• Short task:
Find the lines with "History" in them and copy them out.

• Task input:

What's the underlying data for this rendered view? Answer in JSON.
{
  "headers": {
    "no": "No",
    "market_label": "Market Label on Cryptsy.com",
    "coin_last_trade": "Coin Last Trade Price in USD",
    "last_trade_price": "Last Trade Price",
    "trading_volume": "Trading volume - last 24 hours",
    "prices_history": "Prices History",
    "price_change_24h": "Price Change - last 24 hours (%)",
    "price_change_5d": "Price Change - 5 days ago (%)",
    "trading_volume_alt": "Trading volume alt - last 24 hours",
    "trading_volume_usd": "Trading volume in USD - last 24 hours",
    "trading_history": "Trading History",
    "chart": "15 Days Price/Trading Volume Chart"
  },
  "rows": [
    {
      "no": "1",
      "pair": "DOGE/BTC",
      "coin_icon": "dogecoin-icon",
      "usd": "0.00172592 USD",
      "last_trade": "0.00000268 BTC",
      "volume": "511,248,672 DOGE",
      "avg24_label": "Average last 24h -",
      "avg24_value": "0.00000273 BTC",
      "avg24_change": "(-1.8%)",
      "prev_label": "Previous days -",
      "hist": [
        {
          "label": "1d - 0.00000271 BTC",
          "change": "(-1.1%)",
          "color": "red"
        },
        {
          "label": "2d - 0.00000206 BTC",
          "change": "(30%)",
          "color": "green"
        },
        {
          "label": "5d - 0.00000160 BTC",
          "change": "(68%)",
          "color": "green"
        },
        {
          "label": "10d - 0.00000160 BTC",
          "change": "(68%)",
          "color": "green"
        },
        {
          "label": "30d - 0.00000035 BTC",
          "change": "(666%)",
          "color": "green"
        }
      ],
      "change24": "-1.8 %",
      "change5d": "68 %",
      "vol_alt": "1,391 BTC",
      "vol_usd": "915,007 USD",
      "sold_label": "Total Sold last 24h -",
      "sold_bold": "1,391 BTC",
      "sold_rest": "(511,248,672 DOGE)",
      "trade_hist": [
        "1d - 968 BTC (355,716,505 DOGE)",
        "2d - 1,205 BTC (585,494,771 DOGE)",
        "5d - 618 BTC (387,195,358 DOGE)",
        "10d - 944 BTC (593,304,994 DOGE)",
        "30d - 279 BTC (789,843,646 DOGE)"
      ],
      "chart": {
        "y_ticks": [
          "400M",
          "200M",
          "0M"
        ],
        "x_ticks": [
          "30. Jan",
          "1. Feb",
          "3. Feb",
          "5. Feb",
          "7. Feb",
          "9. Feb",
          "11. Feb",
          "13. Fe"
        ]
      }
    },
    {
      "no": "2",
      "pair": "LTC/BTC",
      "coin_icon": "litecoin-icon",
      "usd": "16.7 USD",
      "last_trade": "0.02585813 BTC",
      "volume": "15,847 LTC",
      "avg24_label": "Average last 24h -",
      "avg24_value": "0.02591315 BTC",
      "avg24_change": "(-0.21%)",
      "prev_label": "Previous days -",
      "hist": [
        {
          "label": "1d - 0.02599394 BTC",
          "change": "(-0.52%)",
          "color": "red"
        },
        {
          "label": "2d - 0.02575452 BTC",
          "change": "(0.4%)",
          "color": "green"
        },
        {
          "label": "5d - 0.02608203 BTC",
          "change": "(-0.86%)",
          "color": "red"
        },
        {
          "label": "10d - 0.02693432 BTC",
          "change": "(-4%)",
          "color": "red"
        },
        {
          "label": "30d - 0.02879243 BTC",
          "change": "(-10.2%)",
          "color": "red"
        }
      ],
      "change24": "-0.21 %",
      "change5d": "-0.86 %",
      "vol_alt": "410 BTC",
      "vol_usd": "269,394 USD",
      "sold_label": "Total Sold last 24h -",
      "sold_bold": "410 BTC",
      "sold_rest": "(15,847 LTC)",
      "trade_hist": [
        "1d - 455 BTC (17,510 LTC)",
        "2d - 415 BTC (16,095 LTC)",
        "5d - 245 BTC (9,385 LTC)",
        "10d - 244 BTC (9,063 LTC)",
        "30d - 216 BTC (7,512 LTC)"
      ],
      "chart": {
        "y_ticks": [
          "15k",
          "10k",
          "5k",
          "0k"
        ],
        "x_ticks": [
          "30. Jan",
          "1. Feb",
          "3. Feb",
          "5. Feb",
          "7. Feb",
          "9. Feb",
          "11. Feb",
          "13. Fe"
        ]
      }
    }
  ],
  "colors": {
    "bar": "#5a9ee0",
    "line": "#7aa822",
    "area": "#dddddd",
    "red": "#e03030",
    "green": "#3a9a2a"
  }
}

==

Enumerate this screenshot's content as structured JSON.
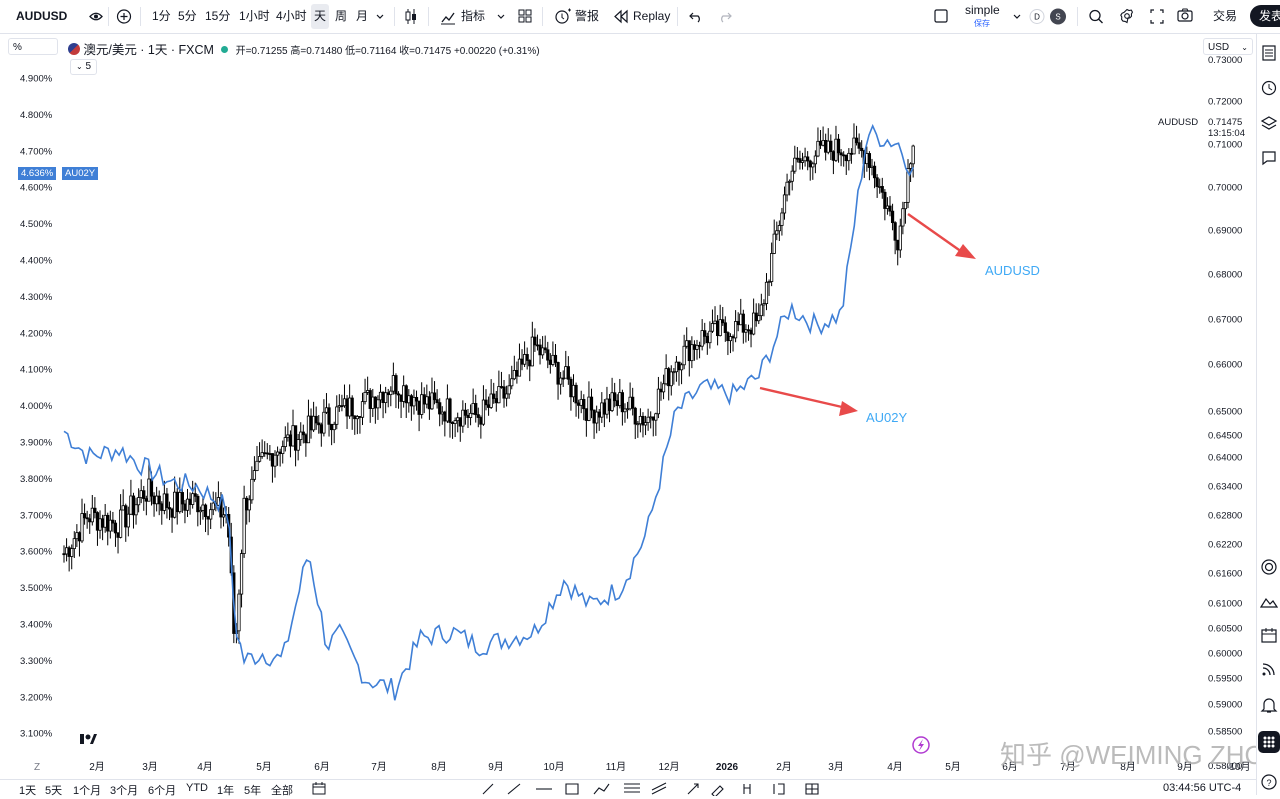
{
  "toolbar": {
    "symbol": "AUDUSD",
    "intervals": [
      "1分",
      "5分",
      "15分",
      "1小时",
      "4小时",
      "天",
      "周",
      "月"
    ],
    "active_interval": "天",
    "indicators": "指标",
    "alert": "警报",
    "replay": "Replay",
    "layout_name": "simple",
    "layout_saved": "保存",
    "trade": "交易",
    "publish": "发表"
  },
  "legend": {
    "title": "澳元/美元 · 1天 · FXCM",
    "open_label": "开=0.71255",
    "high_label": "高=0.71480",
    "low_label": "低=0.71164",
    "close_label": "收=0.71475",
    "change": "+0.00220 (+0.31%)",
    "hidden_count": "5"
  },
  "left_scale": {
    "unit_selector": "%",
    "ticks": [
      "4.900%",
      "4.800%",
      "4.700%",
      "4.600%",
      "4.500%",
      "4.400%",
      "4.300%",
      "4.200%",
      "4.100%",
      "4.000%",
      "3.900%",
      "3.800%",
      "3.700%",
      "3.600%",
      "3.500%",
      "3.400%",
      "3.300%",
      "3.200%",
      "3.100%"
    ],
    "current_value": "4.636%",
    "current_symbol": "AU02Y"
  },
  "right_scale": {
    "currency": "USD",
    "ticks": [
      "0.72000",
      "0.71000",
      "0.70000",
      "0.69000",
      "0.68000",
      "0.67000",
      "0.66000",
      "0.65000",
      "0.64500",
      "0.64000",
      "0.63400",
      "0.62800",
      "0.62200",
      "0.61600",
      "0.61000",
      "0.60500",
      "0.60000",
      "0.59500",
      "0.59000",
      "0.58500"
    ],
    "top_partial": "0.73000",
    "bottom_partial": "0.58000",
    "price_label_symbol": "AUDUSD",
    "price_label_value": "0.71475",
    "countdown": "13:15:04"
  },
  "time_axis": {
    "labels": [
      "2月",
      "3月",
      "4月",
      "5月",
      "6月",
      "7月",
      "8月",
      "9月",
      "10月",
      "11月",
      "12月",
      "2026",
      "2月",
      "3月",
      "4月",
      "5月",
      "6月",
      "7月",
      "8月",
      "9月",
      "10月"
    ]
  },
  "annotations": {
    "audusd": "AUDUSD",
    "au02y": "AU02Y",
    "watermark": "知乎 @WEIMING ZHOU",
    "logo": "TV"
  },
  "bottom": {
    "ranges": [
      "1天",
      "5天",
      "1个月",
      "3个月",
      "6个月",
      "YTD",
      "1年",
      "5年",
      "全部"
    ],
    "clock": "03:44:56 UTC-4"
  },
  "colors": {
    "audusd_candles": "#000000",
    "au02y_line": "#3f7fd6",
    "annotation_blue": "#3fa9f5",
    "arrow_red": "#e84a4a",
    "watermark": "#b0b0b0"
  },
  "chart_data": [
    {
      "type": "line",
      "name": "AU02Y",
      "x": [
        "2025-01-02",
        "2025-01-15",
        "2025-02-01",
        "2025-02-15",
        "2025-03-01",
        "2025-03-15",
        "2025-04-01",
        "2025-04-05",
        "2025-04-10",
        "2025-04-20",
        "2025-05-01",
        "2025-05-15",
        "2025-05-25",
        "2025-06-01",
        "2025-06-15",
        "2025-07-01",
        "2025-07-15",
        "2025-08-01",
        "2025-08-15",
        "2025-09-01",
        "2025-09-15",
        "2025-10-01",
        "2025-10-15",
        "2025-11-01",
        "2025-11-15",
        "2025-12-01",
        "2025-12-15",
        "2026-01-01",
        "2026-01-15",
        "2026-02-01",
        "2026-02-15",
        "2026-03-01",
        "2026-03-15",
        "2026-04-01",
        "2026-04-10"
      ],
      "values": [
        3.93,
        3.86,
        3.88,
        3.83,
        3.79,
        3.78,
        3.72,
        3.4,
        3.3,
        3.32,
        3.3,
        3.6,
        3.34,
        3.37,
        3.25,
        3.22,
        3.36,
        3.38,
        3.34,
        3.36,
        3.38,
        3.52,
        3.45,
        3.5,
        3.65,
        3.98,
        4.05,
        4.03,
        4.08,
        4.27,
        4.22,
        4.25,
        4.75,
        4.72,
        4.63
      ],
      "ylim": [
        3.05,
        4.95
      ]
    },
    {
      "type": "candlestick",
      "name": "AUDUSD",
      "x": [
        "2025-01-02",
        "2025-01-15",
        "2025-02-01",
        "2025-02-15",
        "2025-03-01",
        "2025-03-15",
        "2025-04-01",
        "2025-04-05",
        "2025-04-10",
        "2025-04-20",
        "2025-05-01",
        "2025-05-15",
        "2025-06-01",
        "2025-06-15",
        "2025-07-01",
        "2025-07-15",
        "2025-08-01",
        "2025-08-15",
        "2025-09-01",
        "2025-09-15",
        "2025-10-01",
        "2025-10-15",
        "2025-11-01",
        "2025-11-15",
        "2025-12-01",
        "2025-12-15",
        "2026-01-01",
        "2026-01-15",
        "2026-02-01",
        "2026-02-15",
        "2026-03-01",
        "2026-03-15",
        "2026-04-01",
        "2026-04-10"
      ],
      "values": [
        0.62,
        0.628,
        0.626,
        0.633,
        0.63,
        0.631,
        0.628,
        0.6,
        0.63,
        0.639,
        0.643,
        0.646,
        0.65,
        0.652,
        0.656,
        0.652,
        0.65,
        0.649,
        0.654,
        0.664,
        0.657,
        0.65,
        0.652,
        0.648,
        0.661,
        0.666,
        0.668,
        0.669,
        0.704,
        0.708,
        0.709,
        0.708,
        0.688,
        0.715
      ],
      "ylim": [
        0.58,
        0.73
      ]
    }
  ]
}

--

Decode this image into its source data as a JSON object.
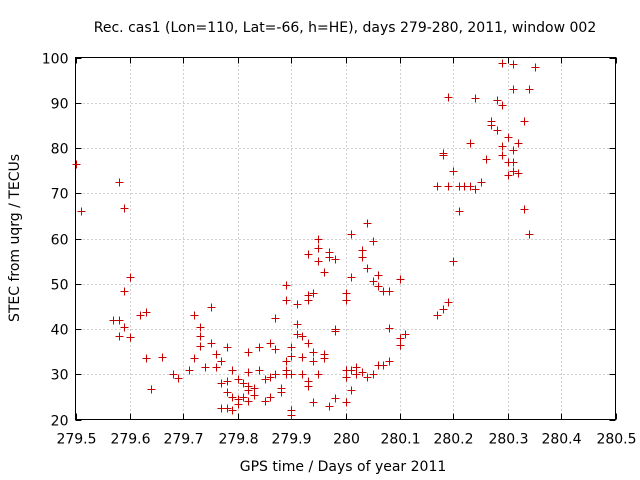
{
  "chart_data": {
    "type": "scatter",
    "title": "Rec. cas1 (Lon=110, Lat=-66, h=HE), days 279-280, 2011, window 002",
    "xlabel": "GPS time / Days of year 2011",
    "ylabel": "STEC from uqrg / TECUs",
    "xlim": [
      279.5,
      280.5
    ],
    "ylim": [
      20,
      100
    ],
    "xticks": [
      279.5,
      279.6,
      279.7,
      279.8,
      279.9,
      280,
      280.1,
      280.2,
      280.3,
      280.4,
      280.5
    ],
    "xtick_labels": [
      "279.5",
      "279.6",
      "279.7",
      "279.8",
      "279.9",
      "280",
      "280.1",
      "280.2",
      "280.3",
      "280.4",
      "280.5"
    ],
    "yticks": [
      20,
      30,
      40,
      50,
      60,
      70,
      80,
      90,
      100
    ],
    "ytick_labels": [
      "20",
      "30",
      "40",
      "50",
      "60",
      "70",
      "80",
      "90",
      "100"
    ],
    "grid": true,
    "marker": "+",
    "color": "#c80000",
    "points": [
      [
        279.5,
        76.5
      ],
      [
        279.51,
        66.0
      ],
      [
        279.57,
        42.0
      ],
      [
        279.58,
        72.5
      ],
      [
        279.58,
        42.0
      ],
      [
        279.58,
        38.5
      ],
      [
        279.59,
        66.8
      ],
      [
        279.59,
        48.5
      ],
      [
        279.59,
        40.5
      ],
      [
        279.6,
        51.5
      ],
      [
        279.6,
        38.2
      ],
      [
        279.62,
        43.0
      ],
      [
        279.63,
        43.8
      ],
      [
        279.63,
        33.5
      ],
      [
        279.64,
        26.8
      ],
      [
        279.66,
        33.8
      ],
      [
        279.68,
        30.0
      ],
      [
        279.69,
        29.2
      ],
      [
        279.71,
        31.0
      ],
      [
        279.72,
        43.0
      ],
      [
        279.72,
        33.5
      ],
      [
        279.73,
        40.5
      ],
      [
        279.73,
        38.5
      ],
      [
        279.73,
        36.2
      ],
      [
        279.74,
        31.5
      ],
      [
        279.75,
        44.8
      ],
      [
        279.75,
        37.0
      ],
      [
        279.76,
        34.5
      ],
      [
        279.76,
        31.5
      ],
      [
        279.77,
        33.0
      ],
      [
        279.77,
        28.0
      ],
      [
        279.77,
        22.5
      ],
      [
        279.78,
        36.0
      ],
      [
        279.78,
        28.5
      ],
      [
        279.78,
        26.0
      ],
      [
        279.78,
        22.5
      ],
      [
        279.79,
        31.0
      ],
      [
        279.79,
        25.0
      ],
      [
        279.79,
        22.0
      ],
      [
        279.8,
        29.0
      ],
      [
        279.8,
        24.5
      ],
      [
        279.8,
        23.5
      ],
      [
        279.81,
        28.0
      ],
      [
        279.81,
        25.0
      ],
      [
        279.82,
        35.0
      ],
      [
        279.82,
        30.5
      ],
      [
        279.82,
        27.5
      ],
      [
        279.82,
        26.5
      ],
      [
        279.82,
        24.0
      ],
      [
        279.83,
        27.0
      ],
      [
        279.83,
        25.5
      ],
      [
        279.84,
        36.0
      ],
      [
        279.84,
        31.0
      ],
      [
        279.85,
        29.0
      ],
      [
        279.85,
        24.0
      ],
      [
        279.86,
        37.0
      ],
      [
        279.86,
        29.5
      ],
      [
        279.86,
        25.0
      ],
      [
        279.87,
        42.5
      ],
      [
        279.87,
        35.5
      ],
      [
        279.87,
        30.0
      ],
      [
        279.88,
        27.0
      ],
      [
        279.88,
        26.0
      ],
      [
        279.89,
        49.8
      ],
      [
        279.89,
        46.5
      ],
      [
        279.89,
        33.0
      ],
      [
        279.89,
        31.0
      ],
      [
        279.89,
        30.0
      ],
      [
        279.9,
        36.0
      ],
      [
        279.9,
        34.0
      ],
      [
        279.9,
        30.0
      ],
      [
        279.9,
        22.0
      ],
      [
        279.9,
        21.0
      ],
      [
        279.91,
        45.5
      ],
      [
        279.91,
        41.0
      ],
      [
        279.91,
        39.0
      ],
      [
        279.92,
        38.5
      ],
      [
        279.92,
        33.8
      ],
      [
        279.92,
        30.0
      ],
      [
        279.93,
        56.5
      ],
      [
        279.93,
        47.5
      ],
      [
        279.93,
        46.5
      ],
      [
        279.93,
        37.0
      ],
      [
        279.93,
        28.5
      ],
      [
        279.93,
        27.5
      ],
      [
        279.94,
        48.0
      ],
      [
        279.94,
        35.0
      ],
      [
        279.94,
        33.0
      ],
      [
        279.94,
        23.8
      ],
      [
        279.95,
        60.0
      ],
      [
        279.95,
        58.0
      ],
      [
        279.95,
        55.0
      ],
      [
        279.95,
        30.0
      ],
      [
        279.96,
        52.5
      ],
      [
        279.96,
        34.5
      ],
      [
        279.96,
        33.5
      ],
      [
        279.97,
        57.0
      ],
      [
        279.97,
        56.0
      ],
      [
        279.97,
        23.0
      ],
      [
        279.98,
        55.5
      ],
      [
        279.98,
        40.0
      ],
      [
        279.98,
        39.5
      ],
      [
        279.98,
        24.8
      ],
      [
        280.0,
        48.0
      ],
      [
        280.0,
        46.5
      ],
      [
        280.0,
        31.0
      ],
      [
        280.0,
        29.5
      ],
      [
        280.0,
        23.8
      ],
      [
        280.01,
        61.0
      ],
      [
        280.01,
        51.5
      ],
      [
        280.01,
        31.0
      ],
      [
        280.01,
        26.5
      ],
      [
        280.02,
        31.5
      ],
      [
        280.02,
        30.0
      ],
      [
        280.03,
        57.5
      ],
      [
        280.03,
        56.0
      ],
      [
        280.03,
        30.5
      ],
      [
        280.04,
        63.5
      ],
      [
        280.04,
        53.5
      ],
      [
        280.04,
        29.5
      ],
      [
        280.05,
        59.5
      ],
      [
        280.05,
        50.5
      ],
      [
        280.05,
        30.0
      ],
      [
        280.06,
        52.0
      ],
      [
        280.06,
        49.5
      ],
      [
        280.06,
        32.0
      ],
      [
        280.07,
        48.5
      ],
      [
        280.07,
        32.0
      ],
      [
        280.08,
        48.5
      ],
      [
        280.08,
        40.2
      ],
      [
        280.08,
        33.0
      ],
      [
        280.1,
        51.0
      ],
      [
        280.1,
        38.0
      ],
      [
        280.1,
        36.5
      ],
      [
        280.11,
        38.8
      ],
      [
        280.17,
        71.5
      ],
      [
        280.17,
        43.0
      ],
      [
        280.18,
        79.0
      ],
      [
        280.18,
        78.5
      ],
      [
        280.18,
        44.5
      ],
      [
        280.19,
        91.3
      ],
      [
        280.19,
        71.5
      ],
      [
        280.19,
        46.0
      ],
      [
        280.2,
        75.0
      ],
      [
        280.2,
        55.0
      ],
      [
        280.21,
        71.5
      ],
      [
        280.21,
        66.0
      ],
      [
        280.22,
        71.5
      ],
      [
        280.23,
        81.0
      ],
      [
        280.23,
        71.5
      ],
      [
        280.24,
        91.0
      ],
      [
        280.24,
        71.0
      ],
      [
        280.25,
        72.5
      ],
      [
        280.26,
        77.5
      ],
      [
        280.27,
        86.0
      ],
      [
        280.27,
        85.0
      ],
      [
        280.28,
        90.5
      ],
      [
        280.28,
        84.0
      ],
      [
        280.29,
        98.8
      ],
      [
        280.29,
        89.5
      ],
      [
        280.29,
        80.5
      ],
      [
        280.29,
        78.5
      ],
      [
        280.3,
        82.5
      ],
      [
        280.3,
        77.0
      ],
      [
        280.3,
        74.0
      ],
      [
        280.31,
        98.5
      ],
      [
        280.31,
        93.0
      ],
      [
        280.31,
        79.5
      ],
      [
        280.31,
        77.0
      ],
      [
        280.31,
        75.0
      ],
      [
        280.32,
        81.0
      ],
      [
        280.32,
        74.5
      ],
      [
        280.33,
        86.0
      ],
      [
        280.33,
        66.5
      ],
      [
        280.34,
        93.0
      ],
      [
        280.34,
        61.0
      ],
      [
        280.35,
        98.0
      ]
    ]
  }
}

• Solution to the exercise:
    "prices_history": "Prices History",
    "trading_history": "Trading History",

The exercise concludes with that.